■ Objective ■
Pull out every line below holding the word "일차식은".

■ The data ■
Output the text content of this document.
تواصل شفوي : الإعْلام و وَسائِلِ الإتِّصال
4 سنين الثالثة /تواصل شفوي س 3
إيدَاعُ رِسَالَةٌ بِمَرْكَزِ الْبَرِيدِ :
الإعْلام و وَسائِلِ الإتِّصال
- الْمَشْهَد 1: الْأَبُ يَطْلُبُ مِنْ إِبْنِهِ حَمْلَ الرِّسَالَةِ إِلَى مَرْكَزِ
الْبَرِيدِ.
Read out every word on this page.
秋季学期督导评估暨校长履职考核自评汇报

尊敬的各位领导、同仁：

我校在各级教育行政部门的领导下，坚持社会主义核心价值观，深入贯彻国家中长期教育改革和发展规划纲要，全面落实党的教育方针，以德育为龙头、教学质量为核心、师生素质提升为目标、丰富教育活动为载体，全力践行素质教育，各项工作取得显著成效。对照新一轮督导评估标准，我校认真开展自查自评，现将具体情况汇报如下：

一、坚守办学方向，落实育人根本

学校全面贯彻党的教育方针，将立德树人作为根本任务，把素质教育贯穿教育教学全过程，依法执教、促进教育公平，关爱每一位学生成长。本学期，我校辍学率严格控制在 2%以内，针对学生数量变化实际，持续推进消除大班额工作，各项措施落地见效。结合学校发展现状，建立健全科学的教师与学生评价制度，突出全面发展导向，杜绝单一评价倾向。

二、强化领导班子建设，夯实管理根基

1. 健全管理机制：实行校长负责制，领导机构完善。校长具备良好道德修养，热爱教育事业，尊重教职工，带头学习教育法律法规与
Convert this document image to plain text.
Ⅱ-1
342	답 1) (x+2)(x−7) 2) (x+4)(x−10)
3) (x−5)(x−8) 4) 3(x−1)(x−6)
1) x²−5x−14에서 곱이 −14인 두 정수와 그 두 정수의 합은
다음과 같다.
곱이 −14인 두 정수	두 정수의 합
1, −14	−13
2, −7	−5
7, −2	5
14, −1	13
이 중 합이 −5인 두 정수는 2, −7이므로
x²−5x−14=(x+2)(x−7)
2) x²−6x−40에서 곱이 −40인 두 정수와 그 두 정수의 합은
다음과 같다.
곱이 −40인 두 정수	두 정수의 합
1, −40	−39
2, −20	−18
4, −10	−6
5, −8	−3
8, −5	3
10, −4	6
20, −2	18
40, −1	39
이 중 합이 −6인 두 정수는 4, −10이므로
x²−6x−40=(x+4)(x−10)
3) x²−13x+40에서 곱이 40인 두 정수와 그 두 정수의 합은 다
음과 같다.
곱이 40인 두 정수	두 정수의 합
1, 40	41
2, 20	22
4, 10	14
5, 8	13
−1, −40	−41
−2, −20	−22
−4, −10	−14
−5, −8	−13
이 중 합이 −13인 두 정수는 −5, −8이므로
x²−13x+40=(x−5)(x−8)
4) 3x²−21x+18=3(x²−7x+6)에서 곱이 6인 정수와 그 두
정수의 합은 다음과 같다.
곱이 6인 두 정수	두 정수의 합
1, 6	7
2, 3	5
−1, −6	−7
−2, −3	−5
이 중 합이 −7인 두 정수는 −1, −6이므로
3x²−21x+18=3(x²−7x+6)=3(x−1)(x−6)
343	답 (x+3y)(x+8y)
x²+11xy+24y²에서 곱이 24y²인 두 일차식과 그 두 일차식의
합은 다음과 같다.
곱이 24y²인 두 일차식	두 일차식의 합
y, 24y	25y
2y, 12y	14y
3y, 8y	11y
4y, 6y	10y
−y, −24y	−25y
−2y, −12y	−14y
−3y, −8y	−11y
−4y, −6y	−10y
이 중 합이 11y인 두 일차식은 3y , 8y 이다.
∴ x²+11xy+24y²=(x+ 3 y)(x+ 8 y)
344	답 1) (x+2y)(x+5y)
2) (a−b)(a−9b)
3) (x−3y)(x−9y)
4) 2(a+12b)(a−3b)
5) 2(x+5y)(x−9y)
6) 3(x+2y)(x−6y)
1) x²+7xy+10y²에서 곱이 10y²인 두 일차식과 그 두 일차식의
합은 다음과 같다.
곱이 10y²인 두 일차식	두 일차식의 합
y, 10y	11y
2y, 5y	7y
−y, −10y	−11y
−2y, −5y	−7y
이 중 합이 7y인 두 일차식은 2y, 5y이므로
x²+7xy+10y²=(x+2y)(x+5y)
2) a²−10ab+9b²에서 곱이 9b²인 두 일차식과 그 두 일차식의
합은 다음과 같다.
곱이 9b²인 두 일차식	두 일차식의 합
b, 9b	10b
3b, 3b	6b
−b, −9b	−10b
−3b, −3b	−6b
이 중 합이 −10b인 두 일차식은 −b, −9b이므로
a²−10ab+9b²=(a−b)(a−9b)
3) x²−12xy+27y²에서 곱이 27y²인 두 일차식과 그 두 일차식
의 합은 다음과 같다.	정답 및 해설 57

■ Result of this task ■
이 중 합이 11y인 두 일차식은 3y , 8y 이다.
이 중 합이 7y인 두 일차식은 2y, 5y이므로
이 중 합이 −10b인 두 일차식은 −b, −9b이므로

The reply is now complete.